● PROVIDED INFORMATION

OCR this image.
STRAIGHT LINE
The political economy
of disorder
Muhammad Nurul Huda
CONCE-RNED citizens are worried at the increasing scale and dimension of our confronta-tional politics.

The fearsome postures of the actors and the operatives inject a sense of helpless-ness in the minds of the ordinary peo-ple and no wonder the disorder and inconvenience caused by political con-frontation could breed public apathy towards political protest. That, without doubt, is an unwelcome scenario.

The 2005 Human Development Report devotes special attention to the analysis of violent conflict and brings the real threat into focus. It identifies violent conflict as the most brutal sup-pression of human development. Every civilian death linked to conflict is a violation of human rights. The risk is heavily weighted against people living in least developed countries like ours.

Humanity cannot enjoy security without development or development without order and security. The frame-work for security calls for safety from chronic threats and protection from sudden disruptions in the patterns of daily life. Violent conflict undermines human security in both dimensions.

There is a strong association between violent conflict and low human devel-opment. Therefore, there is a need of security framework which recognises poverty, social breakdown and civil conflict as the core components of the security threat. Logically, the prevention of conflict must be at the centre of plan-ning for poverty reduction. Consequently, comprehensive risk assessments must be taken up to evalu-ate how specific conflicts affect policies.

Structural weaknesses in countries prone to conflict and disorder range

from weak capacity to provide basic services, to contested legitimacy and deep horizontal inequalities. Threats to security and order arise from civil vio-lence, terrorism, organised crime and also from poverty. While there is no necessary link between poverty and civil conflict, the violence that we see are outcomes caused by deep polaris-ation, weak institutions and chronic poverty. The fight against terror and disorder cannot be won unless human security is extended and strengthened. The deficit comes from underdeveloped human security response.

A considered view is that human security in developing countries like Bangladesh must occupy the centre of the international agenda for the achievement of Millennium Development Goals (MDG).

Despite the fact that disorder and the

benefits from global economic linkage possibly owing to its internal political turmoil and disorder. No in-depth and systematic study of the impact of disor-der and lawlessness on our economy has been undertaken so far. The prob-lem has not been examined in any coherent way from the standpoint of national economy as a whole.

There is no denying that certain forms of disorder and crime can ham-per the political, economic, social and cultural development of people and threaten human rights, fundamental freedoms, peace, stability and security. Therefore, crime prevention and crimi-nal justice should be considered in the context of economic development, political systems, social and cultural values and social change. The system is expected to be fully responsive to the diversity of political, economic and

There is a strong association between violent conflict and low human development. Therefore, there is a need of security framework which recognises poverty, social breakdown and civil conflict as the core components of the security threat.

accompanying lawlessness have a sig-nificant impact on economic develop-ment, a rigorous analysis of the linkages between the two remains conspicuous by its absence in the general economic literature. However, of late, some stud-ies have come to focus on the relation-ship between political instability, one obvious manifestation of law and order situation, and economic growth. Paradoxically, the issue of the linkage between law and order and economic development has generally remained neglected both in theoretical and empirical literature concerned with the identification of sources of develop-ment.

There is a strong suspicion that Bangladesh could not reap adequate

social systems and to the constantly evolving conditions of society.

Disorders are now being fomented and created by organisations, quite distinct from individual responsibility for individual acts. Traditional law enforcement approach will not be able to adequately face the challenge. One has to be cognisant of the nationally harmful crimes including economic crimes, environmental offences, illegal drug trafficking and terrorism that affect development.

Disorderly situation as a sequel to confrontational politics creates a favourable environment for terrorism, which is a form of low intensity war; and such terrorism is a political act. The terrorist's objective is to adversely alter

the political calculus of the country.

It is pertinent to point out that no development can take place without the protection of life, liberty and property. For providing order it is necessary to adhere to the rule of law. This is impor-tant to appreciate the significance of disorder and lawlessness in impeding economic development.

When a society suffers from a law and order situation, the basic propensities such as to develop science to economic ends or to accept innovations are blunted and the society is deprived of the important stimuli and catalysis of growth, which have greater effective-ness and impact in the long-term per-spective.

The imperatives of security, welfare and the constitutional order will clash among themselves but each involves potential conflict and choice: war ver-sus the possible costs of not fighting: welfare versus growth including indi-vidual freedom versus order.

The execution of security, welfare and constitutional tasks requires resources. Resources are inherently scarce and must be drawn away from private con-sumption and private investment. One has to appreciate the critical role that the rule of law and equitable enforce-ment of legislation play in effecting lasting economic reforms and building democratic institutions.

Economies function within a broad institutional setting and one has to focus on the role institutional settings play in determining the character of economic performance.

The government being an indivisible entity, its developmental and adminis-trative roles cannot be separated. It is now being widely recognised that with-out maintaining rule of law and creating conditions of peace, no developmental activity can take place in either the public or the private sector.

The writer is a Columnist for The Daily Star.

● SHORT TASK
Scan the material and collect every line that contains "situation".

● FULL OUTPUT
accompanying lawlessness have a sig-nificant impact on economic develop-ment, a rigorous analysis of the linkages between the two remains conspicuous by its absence in the general economic literature. However, of late, some stud-ies have come to focus on the relation-ship between political instability, one obvious manifestation of law and order situation, and economic growth. Paradoxically, the issue of the linkage between law and order and economic development has generally remained neglected both in theoretical and empirical literature concerned with the identification of sources of develop-ment.
Disorderly situation as a sequel to confrontational politics creates a favourable environment for terrorism, which is a form of low intensity war; and such terrorism is a political act. The terrorist's objective is to adversely alter
When a society suffers from a law and order situation, the basic propensities such as to develop science to economic ends or to accept innovations are blunted and the society is deprived of the important stimuli and catalysis of growth, which have greater effective-ness and impact in the long-term per-spective.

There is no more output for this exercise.